EXERCISE DESCRIPTION →
Omit the pictures from the entries below and retype everything else exactly.

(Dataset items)
● ● ●

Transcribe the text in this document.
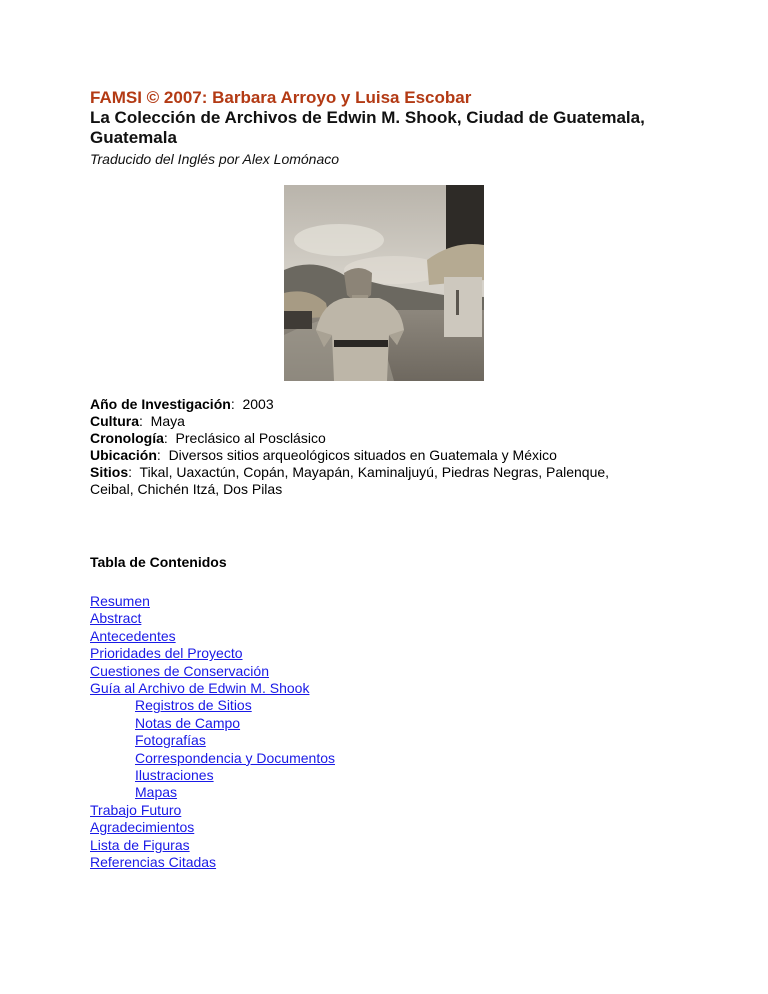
FAMSI © 2007: Barbara Arroyo y Luisa Escobar

La Colección de Archivos de Edwin M. Shook, Ciudad de Guatemala, Guatemala

Traducido del Inglés por Alex Lomónaco

Año de Investigación:  2003

Cultura:  Maya

Cronología:  Preclásico al Posclásico

Ubicación:  Diversos sitios arqueológicos situados en Guatemala y México

Sitios:  Tikal, Uaxactún, Copán, Mayapán, Kaminaljuyú, Piedras Negras, Palenque, Ceibal, Chichén Itzá, Dos Pilas

Tabla de Contenidos

Resumen
Abstract
Antecedentes
Prioridades del Proyecto
Cuestiones de Conservación
Guía al Archivo de Edwin M. Shook
Registros de Sitios
Notas de Campo
Fotografías
Correspondencia y Documentos
Ilustraciones
Mapas
Trabajo Futuro
Agradecimientos
Lista de Figuras
Referencias Citadas
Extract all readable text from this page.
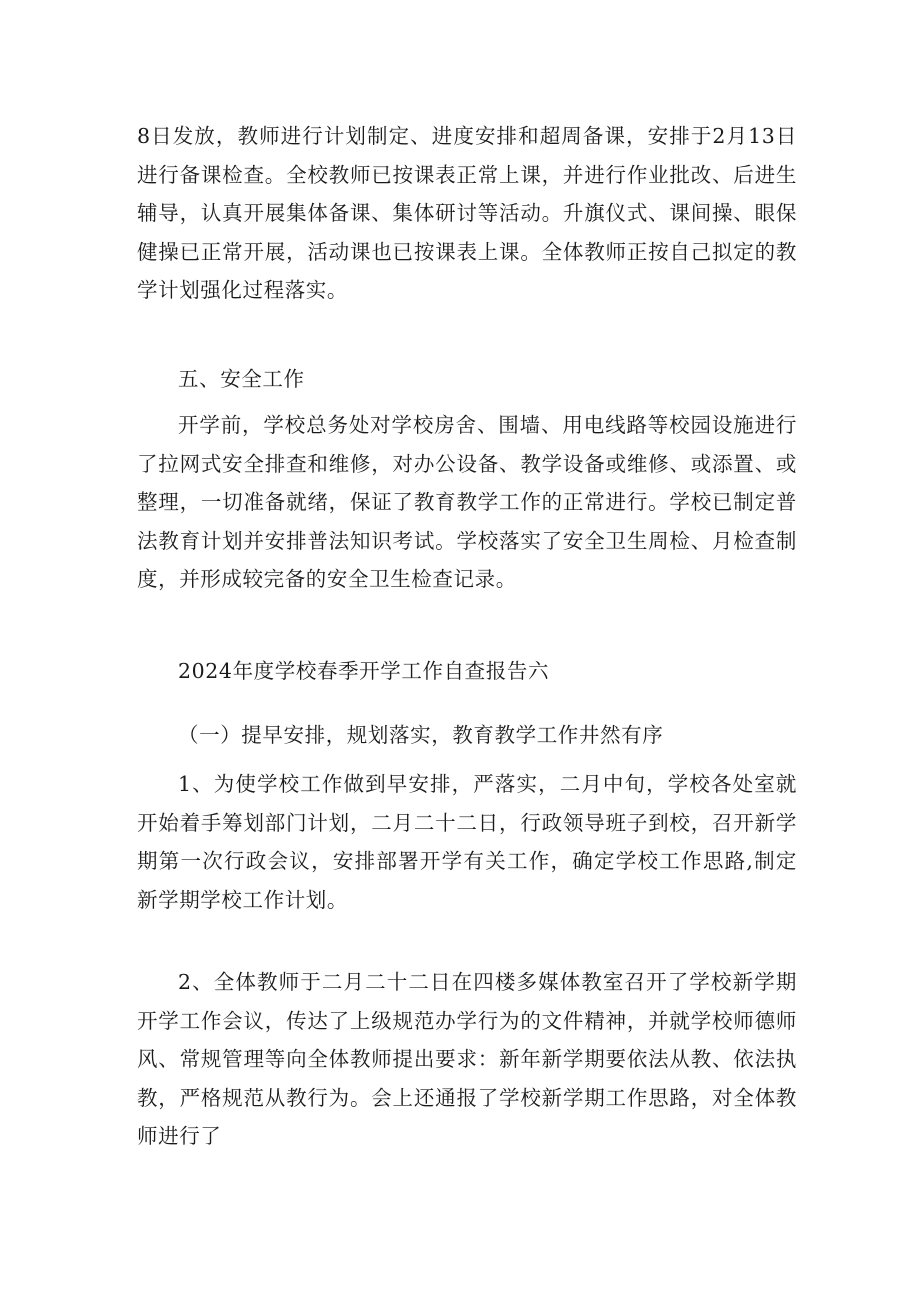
8日发放，教师进行计划制定、进度安排和超周备课，安排于2月13日进行备课检查。全校教师已按课表正常上课，并进行作业批改、后进生辅导，认真开展集体备课、集体研讨等活动。升旗仪式、课间操、眼保健操已正常开展，活动课也已按课表上课。全体教师正按自己拟定的教学计划强化过程落实。

五、安全工作

开学前，学校总务处对学校房舍、围墙、用电线路等校园设施进行了拉网式安全排查和维修，对办公设备、教学设备或维修、或添置、或整理，一切准备就绪，保证了教育教学工作的正常进行。学校已制定普法教育计划并安排普法知识考试。学校落实了安全卫生周检、月检查制度，并形成较完备的安全卫生检查记录。

2024年度学校春季开学工作自查报告六

（一）提早安排，规划落实，教育教学工作井然有序

1、为使学校工作做到早安排，严落实，二月中旬，学校各处室就开始着手筹划部门计划，二月二十二日，行政领导班子到校，召开新学期第一次行政会议，安排部署开学有关工作，确定学校工作思路,制定新学期学校工作计划。

2、全体教师于二月二十二日在四楼多媒体教室召开了学校新学期开学工作会议，传达了上级规范办学行为的文件精神，并就学校师德师风、常规管理等向全体教师提出要求：新年新学期要依法从教、依法执教，严格规范从教行为。会上还通报了学校新学期工作思路，对全体教师进行了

● ● ●

REPLY →
Transcribe the text in this document.
FAMSI © 2007: Barbara Arroyo y Luisa Escobar

La Colección de Archivos de Edwin M. Shook, Ciudad de Guatemala, Guatemala

Traducido del Inglés por Alex Lomónaco

Año de Investigación:  2003

Cultura:  Maya

Cronología:  Preclásico al Posclásico

Ubicación:  Diversos sitios arqueológicos situados en Guatemala y México

Sitios:  Tikal, Uaxactún, Copán, Mayapán, Kaminaljuyú, Piedras Negras, Palenque, Ceibal, Chichén Itzá, Dos Pilas

Tabla de Contenidos

Resumen
Abstract
Antecedentes
Prioridades del Proyecto
Cuestiones de Conservación
Guía al Archivo de Edwin M. Shook
Registros de Sitios
Notas de Campo
Fotografías
Correspondencia y Documentos
Ilustraciones
Mapas
Trabajo Futuro
Agradecimientos
Lista de Figuras
Referencias Citadas
Extract all readable text from this page.
8日发放，教师进行计划制定、进度安排和超周备课，安排于2月13日进行备课检查。全校教师已按课表正常上课，并进行作业批改、后进生辅导，认真开展集体备课、集体研讨等活动。升旗仪式、课间操、眼保健操已正常开展，活动课也已按课表上课。全体教师正按自己拟定的教学计划强化过程落实。

五、安全工作

开学前，学校总务处对学校房舍、围墙、用电线路等校园设施进行了拉网式安全排查和维修，对办公设备、教学设备或维修、或添置、或整理，一切准备就绪，保证了教育教学工作的正常进行。学校已制定普法教育计划并安排普法知识考试。学校落实了安全卫生周检、月检查制度，并形成较完备的安全卫生检查记录。

2024年度学校春季开学工作自查报告六

（一）提早安排，规划落实，教育教学工作井然有序

1、为使学校工作做到早安排，严落实，二月中旬，学校各处室就开始着手筹划部门计划，二月二十二日，行政领导班子到校，召开新学期第一次行政会议，安排部署开学有关工作，确定学校工作思路,制定新学期学校工作计划。

2、全体教师于二月二十二日在四楼多媒体教室召开了学校新学期开学工作会议，传达了上级规范办学行为的文件精神，并就学校师德师风、常规管理等向全体教师提出要求：新年新学期要依法从教、依法执教，严格规范从教行为。会上还通报了学校新学期工作思路，对全体教师进行了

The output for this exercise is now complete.